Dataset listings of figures
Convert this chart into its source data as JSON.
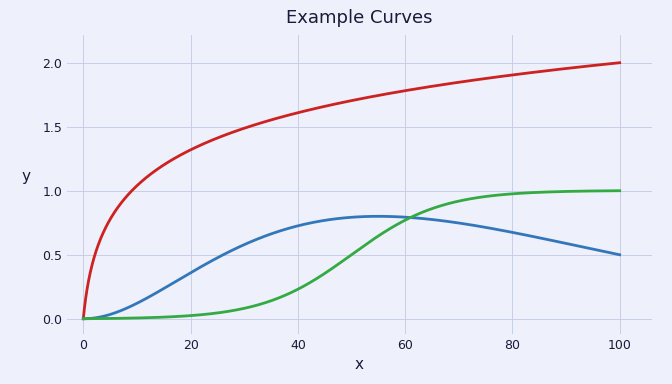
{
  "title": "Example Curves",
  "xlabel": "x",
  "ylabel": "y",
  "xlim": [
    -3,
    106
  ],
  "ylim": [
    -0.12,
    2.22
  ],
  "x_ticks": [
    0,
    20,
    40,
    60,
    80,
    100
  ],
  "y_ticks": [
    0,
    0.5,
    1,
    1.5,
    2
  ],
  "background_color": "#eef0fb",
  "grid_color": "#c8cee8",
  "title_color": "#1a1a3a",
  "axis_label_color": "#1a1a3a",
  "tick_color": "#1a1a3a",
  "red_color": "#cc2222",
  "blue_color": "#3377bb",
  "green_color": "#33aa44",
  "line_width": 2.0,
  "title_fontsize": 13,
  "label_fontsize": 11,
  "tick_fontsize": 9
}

- To do -
Do not copy the pictures, but repeat every line exactly.

- Result of the task -
Convert this chart into its source data as JSON.
{
  "title": "Example Curves",
  "xlabel": "x",
  "ylabel": "y",
  "xlim": [
    -3,
    106
  ],
  "ylim": [
    -0.12,
    2.22
  ],
  "x_ticks": [
    0,
    20,
    40,
    60,
    80,
    100
  ],
  "y_ticks": [
    0,
    0.5,
    1,
    1.5,
    2
  ],
  "background_color": "#eef0fb",
  "grid_color": "#c8cee8",
  "title_color": "#1a1a3a",
  "axis_label_color": "#1a1a3a",
  "tick_color": "#1a1a3a",
  "red_color": "#cc2222",
  "blue_color": "#3377bb",
  "green_color": "#33aa44",
  "line_width": 2.0,
  "title_fontsize": 13,
  "label_fontsize": 11,
  "tick_fontsize": 9
}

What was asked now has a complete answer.